THE TASK> Using the listing below, select the lines with the word "their" and copy them.

ENTRIES PROVIDED>
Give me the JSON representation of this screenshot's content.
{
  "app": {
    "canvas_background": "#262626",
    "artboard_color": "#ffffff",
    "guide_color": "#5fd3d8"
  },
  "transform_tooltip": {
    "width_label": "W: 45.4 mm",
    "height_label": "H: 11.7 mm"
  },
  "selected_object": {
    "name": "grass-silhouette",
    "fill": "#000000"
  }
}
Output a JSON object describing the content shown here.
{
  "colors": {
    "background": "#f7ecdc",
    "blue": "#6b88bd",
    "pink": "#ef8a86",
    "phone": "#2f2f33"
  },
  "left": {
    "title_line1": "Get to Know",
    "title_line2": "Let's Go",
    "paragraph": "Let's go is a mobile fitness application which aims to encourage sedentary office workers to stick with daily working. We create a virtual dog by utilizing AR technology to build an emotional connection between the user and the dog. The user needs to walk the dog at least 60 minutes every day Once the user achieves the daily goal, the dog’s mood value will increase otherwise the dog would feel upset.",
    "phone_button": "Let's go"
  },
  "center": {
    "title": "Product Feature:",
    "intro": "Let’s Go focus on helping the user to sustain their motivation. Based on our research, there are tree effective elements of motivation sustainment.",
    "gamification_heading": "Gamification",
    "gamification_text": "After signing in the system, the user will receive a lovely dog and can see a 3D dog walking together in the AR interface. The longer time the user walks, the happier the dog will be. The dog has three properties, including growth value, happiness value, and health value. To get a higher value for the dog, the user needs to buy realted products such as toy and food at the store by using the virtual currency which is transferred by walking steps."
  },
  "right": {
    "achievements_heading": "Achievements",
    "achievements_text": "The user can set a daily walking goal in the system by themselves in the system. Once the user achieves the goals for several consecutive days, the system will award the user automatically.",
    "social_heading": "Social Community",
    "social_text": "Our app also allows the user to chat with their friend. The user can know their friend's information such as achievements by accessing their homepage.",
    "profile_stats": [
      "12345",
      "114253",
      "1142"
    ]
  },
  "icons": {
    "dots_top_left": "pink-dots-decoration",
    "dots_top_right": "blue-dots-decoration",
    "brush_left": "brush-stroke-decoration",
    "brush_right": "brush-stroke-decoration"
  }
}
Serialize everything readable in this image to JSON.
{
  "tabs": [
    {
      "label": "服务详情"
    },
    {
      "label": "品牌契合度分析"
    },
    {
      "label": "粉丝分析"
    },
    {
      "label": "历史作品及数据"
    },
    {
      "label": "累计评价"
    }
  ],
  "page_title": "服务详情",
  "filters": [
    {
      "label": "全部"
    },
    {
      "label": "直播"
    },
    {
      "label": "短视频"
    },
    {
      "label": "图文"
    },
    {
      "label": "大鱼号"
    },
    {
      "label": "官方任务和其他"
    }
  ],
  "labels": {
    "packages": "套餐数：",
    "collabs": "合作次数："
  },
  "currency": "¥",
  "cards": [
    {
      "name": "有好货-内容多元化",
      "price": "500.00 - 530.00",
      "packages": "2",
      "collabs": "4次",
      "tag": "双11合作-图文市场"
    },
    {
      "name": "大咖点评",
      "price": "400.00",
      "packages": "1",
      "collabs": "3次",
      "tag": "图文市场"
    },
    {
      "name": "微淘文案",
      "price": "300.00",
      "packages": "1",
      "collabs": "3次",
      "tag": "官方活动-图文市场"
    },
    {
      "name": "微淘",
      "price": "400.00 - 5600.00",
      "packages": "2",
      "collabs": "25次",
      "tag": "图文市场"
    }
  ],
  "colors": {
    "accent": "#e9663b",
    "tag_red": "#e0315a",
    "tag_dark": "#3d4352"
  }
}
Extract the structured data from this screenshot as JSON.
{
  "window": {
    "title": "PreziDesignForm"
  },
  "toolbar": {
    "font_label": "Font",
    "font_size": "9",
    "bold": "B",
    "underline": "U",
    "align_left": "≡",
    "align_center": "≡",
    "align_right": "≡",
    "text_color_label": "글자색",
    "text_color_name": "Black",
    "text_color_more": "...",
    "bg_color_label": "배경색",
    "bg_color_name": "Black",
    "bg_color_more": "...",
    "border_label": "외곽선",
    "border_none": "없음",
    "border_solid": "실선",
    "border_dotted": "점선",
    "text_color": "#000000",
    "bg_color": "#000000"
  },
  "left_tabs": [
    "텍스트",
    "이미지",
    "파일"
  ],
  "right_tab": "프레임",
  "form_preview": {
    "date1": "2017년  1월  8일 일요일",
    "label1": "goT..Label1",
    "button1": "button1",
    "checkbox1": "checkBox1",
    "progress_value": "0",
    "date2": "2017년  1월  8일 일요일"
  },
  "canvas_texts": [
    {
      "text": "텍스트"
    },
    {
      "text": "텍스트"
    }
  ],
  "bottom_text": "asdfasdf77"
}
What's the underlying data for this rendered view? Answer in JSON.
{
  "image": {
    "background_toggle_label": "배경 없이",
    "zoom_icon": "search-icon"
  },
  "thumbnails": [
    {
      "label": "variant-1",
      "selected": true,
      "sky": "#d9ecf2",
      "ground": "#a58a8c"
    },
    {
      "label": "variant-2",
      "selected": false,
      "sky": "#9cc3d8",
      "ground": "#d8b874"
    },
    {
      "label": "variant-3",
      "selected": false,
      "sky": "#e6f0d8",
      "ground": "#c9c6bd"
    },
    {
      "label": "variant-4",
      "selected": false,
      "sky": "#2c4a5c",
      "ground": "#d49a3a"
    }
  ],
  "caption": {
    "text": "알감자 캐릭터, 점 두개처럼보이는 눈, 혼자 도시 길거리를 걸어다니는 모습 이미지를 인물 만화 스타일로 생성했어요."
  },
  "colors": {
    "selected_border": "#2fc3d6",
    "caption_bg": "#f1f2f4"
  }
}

REPLY TO THE EXERCISE>
    "intro": "Let’s Go focus on helping the user to sustain their motivation. Based on our research, there are tree effective elements of motivation sustainment.",
    "social_text": "Our app also allows the user to chat with their friend. The user can know their friend's information such as achievements by accessing their homepage.",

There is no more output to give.